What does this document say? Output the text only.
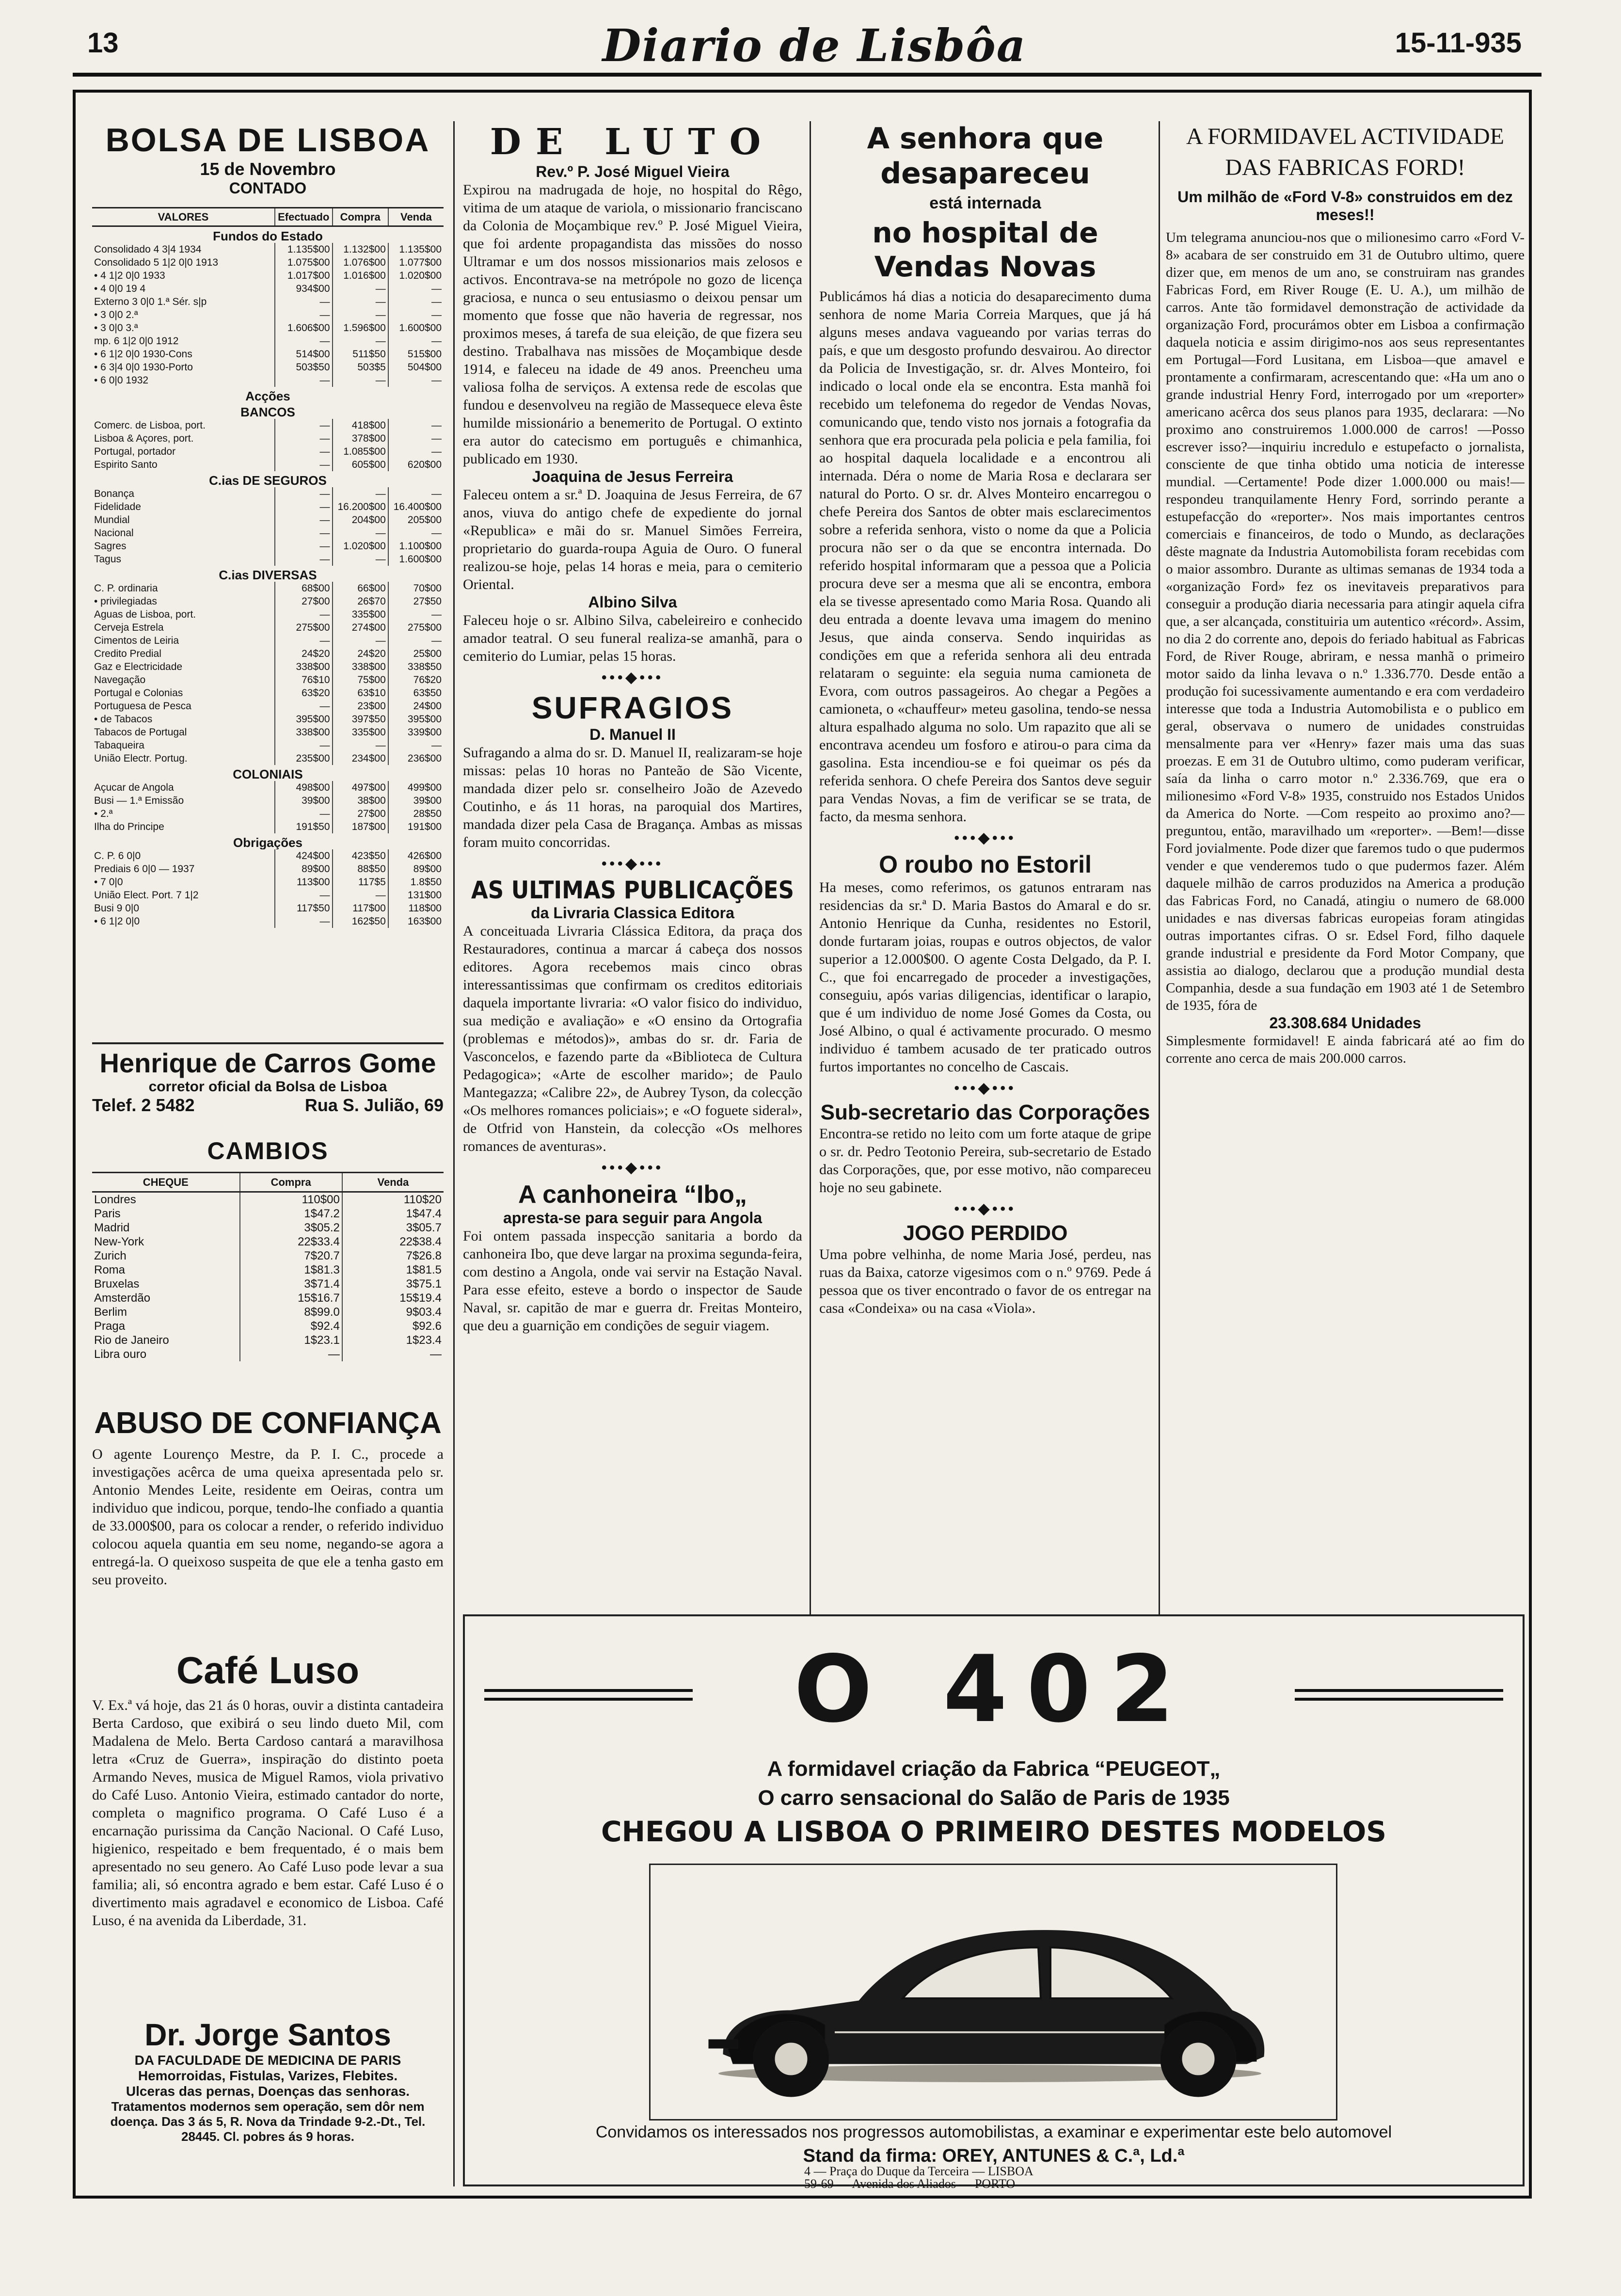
13	Diario de Lisbôa	15-11-935
BOLSA DE LISBOA
15 de Novembro
CONTADO
VALORES	Efectuado	Compra	Venda
Fundos do Estado			
Consolidado 4 3|4 1934	1.135$00	1.132$00	1.135$00
Consolidado 5 1|2 0|0 1913	1.075$00	1.076$00	1.077$00
• 4 1|2 0|0 1933	1.017$00	1.016$00	1.020$00
• 4 0|0 19 4	934$00	—	—
Externo 3 0|0 1.ª Sér. s|p	—	—	—
• 3 0|0 2.ª	—	—	—
• 3 0|0 3.ª	1.606$00	1.596$00	1.600$00
mp. 6 1|2 0|0 1912	—	—	—
• 6 1|2 0|0 1930-Cons	514$00	511$50	515$00
• 6 3|4 0|0 1930-Porto	503$50	503$5	504$00
• 6 0|0 1932	—	—	—
Acções			
BANCOS			
Comerc. de Lisboa, port.	—	418$00	—
Lisboa & Açores, port.	—	378$00	—
Portugal, portador	—	1.085$00	—
Espirito Santo	—	605$00	620$00
C.ias DE SEGUROS			
Bonança	—	—	—
Fidelidade	—	16.200$00	16.400$00
Mundial	—	204$00	205$00
Nacional	—	—	—
Sagres	—	1.020$00	1.100$00
Tagus	—	—	1.600$00
C.ias DIVERSAS			
C. P. ordinaria	68$00	66$00	70$00
• privilegiadas	27$00	26$70	27$50
Aguas de Lisboa, port.	—	335$00	—
Cerveja Estrela	275$00	274$00	275$00
Cimentos de Leiria	—	—	—
Credito Predial	24$20	24$20	25$00
Gaz e Electricidade	338$00	338$00	338$50
Navegação	76$10	75$00	76$20
Portugal e Colonias	63$20	63$10	63$50
Portuguesa de Pesca	—	23$00	24$00
• de Tabacos	395$00	397$50	395$00
Tabacos de Portugal	338$00	335$00	339$00
Tabaqueira	—	—	—
União Electr. Portug.	235$00	234$00	236$00
COLONIAIS			
Açucar de Angola	498$00	497$00	499$00
Busi — 1.ª Emissão	39$00	38$00	39$00
• 2.ª	—	27$00	28$50
Ilha do Principe	191$50	187$00	191$00
Obrigações			
C. P. 6 0|0	424$00	423$50	426$00
Prediais 6 0|0 — 1937	89$00	88$50	89$00
• 7 0|0	113$00	117$5	1.8$50
União Elect. Port. 7 1|2	—	—	131$00
Busi 9 0|0	117$50	117$00	118$00
• 6 1|2 0|0	—	162$50	163$00
Henrique de Carros Gome
corretor oficial da Bolsa de Lisboa
Telef. 2 5482	Rua S. Julião, 69
CAMBIOS
CHEQUE	Compra	Venda
Londres	110$00	110$20
Paris	1$47.2	1$47.4
Madrid	3$05.2	3$05.7
New-York	22$33.4	22$38.4
Zurich	7$20.7	7$26.8
Roma	1$81.3	1$81.5
Bruxelas	3$71.4	3$75.1
Amsterdão	15$16.7	15$19.4
Berlim	8$99.0	9$03.4
Praga	$92.4	$92.6
Rio de Janeiro	1$23.1	1$23.4
Libra ouro	—	—
ABUSO DE CONFIANÇA
O agente Lourenço Mestre, da P. I. C., procede a investigações acêrca de uma queixa apresentada pelo sr. Antonio Mendes Leite, residente em Oeiras, contra um individuo que indicou, porque, tendo-lhe confiado a quantia de 33.000$00, para os colocar a render, o referido individuo colocou aquela quantia em seu nome, negando-se agora a entregá-la. O queixoso suspeita de que ele a tenha gasto em seu proveito.
Café Luso
V. Ex.ª vá hoje, das 21 ás 0 horas, ouvir a distinta cantadeira Berta Cardoso, que exibirá o seu lindo dueto Mil, com Madalena de Melo. Berta Cardoso cantará a maravilhosa letra «Cruz de Guerra», inspiração do distinto poeta Armando Neves, musica de Miguel Ramos, viola privativo do Café Luso. Antonio Vieira, estimado cantador do norte, completa o magnifico programa. O Café Luso é a encarnação purissima da Canção Nacional. O Café Luso, higienico, respeitado e bem frequentado, é o mais bem apresentado no seu genero. Ao Café Luso pode levar a sua familia; ali, só encontra agrado e bem estar. Café Luso é o divertimento mais agradavel e economico de Lisboa. Café Luso, é na avenida da Liberdade, 31.
Dr. Jorge Santos
DA FACULDADE DE MEDICINA DE PARIS
Hemorroidas, Fistulas, Varizes, Flebites.
Ulceras das pernas, Doenças das senhoras.
Tratamentos modernos sem operação, sem dôr nem doença. Das 3 ás 5, R. Nova da Trindade 9-2.-Dt., Tel. 28445. Cl. pobres ás 9 horas.
DE LUTO
Rev.º P. José Miguel Vieira
Expirou na madrugada de hoje, no hospital do Rêgo, vitima de um ataque de variola, o missionario franciscano da Colonia de Moçambique rev.º P. José Miguel Vieira, que foi ardente propagandista das missões do nosso Ultramar e um dos nossos missionarios mais zelosos e activos. Encontrava-se na metrópole no gozo de licença graciosa, e nunca o seu entusiasmo o deixou pensar um momento que fosse que não haveria de regressar, nos proximos meses, á tarefa de sua eleição, de que fizera seu destino. Trabalhava nas missões de Moçambique desde 1914, e faleceu na idade de 49 anos. Preencheu uma valiosa folha de serviços. A extensa rede de escolas que fundou e desenvolveu na região de Massequece eleva êste humilde missionário a benemerito de Portugal. O extinto era autor do catecismo em português e chimanhica, publicado em 1930.
Joaquina de Jesus Ferreira
Faleceu ontem a sr.ª D. Joaquina de Jesus Ferreira, de 67 anos, viuva do antigo chefe de expediente do jornal «Republica» e mãi do sr. Manuel Simões Ferreira, proprietario do guarda-roupa Aguia de Ouro. O funeral realizou-se hoje, pelas 14 horas e meia, para o cemiterio Oriental.
Albino Silva
Faleceu hoje o sr. Albino Silva, cabeleireiro e conhecido amador teatral. O seu funeral realiza-se amanhã, para o cemiterio do Lumiar, pelas 15 horas.
•••◆•••
SUFRAGIOS
D. Manuel II
Sufragando a alma do sr. D. Manuel II, realizaram-se hoje missas: pelas 10 horas no Panteão de São Vicente, mandada dizer pelo sr. conselheiro João de Azevedo Coutinho, e ás 11 horas, na paroquial dos Martires, mandada dizer pela Casa de Bragança. Ambas as missas foram muito concorridas.
•••◆•••
AS ULTIMAS PUBLICAÇÕES
da Livraria Classica Editora
A conceituada Livraria Clássica Editora, da praça dos Restauradores, continua a marcar á cabeça dos nossos editores. Agora recebemos mais cinco obras interessantissimas que confirmam os creditos editoriais daquela importante livraria: «O valor fisico do individuo, sua medição e avaliação» e «O ensino da Ortografia (problemas e métodos)», ambas do sr. dr. Faria de Vasconcelos, e fazendo parte da «Biblioteca de Cultura Pedagogica»; «Arte de escolher marido»; de Paulo Mantegazza; «Calibre 22», de Aubrey Tyson, da colecção «Os melhores romances policiais»; e «O foguete sideral», de Otfrid von Hanstein, da colecção «Os melhores romances de aventuras».
•••◆•••
A canhoneira “Ibo„
apresta-se para seguir para Angola
Foi ontem passada inspecção sanitaria a bordo da canhoneira Ibo, que deve largar na proxima segunda-feira, com destino a Angola, onde vai servir na Estação Naval. Para esse efeito, esteve a bordo o inspector de Saude Naval, sr. capitão de mar e guerra dr. Freitas Monteiro, que deu a guarnição em condições de seguir viagem.
A senhora que desapareceu
está internada
no hospital de Vendas Novas
Publicámos há dias a noticia do desaparecimento duma senhora de nome Maria Correia Marques, que já há alguns meses andava vagueando por varias terras do país, e que um desgosto profundo desvairou. Ao director da Policia de Investigação, sr. dr. Alves Monteiro, foi indicado o local onde ela se encontra. Esta manhã foi recebido um telefonema do regedor de Vendas Novas, comunicando que, tendo visto nos jornais a fotografia da senhora que era procurada pela policia e pela familia, foi ao hospital daquela localidade e a encontrou ali internada. Déra o nome de Maria Rosa e declarara ser natural do Porto. O sr. dr. Alves Monteiro encarregou o chefe Pereira dos Santos de obter mais esclarecimentos sobre a referida senhora, visto o nome da que a Policia procura não ser o da que se encontra internada. Do referido hospital informaram que a pessoa que a Policia procura deve ser a mesma que ali se encontra, embora ela se tivesse apresentado como Maria Rosa. Quando ali deu entrada a doente levava uma imagem do menino Jesus, que ainda conserva. Sendo inquiridas as condições em que a referida senhora ali deu entrada relataram o seguinte: ela seguia numa camioneta de Evora, com outros passageiros. Ao chegar a Pegões a camioneta, o «chauffeur» meteu gasolina, tendo-se nessa altura espalhado alguma no solo. Um rapazito que ali se encontrava acendeu um fosforo e atirou-o para cima da gasolina. Esta incendiou-se e foi queimar os pés da referida senhora. O chefe Pereira dos Santos deve seguir para Vendas Novas, a fim de verificar se se trata, de facto, da mesma senhora.
•••◆•••
O roubo no Estoril
Ha meses, como referimos, os gatunos entraram nas residencias da sr.ª D. Maria Bastos do Amaral e do sr. Antonio Henrique da Cunha, residentes no Estoril, donde furtaram joias, roupas e outros objectos, de valor superior a 12.000$00. O agente Costa Delgado, da P. I. C., que foi encarregado de proceder a investigações, conseguiu, após varias diligencias, identificar o larapio, que é um individuo de nome José Gomes da Costa, ou José Albino, o qual é activamente procurado. O mesmo individuo é tambem acusado de ter praticado outros furtos importantes no concelho de Cascais.
•••◆•••
Sub-secretario das Corporações
Encontra-se retido no leito com um forte ataque de gripe o sr. dr. Pedro Teotonio Pereira, sub-secretario de Estado das Corporações, que, por esse motivo, não compareceu hoje no seu gabinete.
•••◆•••
JOGO PERDIDO
Uma pobre velhinha, de nome Maria José, perdeu, nas ruas da Baixa, catorze vigesimos com o n.º 9769. Pede á pessoa que os tiver encontrado o favor de os entregar na casa «Condeixa» ou na casa «Viola».
A FORMIDAVEL ACTIVIDADE DAS FABRICAS FORD!
Um milhão de «Ford V-8» construidos em dez meses!!
Um telegrama anunciou-nos que o milionesimo carro «Ford V-8» acabara de ser construido em 31 de Outubro ultimo, quere dizer que, em menos de um ano, se construiram nas grandes Fabricas Ford, em River Rouge (E. U. A.), um milhão de carros. Ante tão formidavel demonstração de actividade da organização Ford, procurámos obter em Lisboa a confirmação daquela noticia e assim dirigimo-nos aos seus representantes em Portugal—Ford Lusitana, em Lisboa—que amavel e prontamente a confirmaram, acrescentando que: «Ha um ano o grande industrial Henry Ford, interrogado por um «reporter» americano acêrca dos seus planos para 1935, declarara: —No proximo ano construiremos 1.000.000 de carros! —Posso escrever isso?—inquiriu incredulo e estupefacto o jornalista, consciente de que tinha obtido uma noticia de interesse mundial. —Certamente! Pode dizer 1.000.000 ou mais!—respondeu tranquilamente Henry Ford, sorrindo perante a estupefacção do «reporter». Nos mais importantes centros comerciais e financeiros, de todo o Mundo, as declarações dêste magnate da Industria Automobilista foram recebidas com o maior assombro. Durante as ultimas semanas de 1934 toda a «organização Ford» fez os inevitaveis preparativos para conseguir a produção diaria necessaria para atingir aquela cifra que, a ser alcançada, constituiria um autentico «récord». Assim, no dia 2 do corrente ano, depois do feriado habitual as Fabricas Ford, de River Rouge, abriram, e nessa manhã o primeiro motor saido da linha levava o n.º 1.336.770. Desde então a produção foi sucessivamente aumentando e era com verdadeiro interesse que toda a Industria Automobilista e o publico em geral, observava o numero de unidades construidas mensalmente para ver «Henry» fazer mais uma das suas proezas. E em 31 de Outubro ultimo, como puderam verificar, saía da linha o carro motor n.º 2.336.769, que era o milionesimo «Ford V-8» 1935, construido nos Estados Unidos da America do Norte. —Com respeito ao proximo ano?—preguntou, então, maravilhado um «reporter». —Bem!—disse Ford jovialmente. Pode dizer que faremos tudo o que pudermos vender e que venderemos tudo o que pudermos fazer. Além daquele milhão de carros produzidos na America a produção das Fabricas Ford, no Canadá, atingiu o numero de 68.000 unidades e nas diversas fabricas europeias foram atingidas outras importantes cifras. O sr. Edsel Ford, filho daquele grande industrial e presidente da Ford Motor Company, que assistia ao dialogo, declarou que a produção mundial desta Companhia, desde a sua fundação em 1903 até 1 de Setembro de 1935, fóra de
23.308.684 Unidades
Simplesmente formidavel! E ainda fabricará até ao fim do corrente ano cerca de mais 200.000 carros.
O 402
A formidavel criação da Fabrica “PEUGEOT„
O carro sensacional do Salão de Paris de 1935
CHEGOU A LISBOA O PRIMEIRO DESTES MODELOS
Convidamos os interessados nos progressos automobilistas, a examinar e experimentar este belo automovel
Stand da firma: OREY, ANTUNES & C.ª, Ld.ª
4 — Praça do Duque da Terceira — LISBOA
59-69 — Avenida dos Aliados — PORTO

• • • • • • •

**CHALLENGE:**
Locate each line containing the string "Busi" and show it.

**SOLUTION TO THE EXERCISE:**
Busi — 1.ª Emissão	39$00	38$00	39$00
Busi 9 0|0	117$50	117$00	118$00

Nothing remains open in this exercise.